━━ Data to process

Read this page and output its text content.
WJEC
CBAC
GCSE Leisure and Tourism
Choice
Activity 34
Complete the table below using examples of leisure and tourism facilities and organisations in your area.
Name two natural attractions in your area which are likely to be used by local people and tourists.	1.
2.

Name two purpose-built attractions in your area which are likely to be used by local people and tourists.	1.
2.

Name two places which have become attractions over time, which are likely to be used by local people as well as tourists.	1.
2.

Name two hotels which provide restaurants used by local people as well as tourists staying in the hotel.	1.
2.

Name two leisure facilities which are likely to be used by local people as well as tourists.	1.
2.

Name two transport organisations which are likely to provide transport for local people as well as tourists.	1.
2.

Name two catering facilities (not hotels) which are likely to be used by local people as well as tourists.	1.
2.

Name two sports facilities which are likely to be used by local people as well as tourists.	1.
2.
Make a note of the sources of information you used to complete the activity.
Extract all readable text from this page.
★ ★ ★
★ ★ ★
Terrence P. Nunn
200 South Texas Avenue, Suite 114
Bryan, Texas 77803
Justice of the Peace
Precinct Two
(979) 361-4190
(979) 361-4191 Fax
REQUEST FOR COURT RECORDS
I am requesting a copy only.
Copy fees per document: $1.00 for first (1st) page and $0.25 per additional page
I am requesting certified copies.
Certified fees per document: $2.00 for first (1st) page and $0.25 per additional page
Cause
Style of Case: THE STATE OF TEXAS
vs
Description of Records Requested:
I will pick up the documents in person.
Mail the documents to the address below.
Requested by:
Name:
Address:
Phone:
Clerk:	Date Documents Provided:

━━━━

_Goal_
Show every line of the listing in which the string "fees" can be found.

_Result of the task_
Copy fees per document: $1.00 for first (1st) page and $0.25 per additional page
Certified fees per document: $2.00 for first (1st) page and $0.25 per additional page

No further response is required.